- **What to produce**:
Report how many lines of the following entries include the string "blue"; respond with the number alone.

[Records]

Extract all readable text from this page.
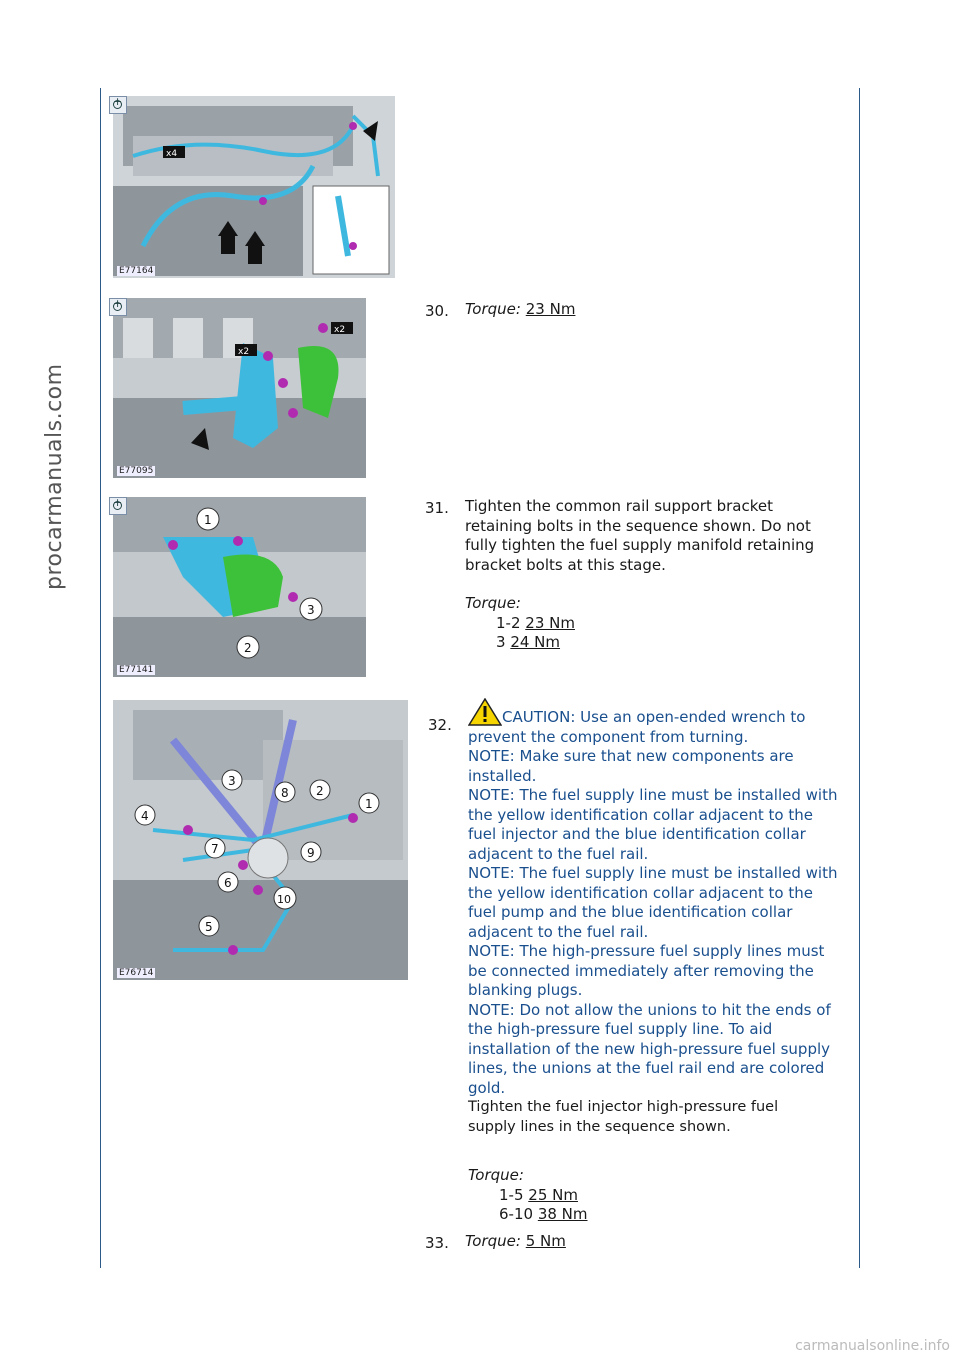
procarmanuals.com
x4
E77164
+
x2
x2
E77095
+
30. Torque: 23 Nm
1
2
3
E77141
+
31. Tighten the common rail support bracket retaining bolts in the sequence shown. Do not fully tighten the fuel supply manifold retaining bracket bolts at this stage.
Torque:
1-2 23 Nm
3 24 Nm
1
2
3
4
5
6
7
8
9
10
E76714
32.	CAUTION: Use an open-ended wrench to prevent the component from turning.
NOTE: Make sure that new components are installed.
NOTE: The fuel supply line must be installed with the yellow identification collar adjacent to the fuel injector and the blue identification collar adjacent to the fuel rail.
NOTE: The fuel supply line must be installed with the yellow identification collar adjacent to the fuel pump and the blue identification collar adjacent to the fuel rail.
NOTE: The high-pressure fuel supply lines must be connected immediately after removing the blanking plugs.
NOTE: Do not allow the unions to hit the ends of the high-pressure fuel supply line. To aid installation of the new high-pressure fuel supply lines, the unions at the fuel rail end are colored gold.
Tighten the fuel injector high-pressure fuel supply lines in the sequence shown.
Torque:
1-5 25 Nm
6-10 38 Nm
33. Torque: 5 Nm
carmanualsonline.info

- **Solution to this exercise**:
2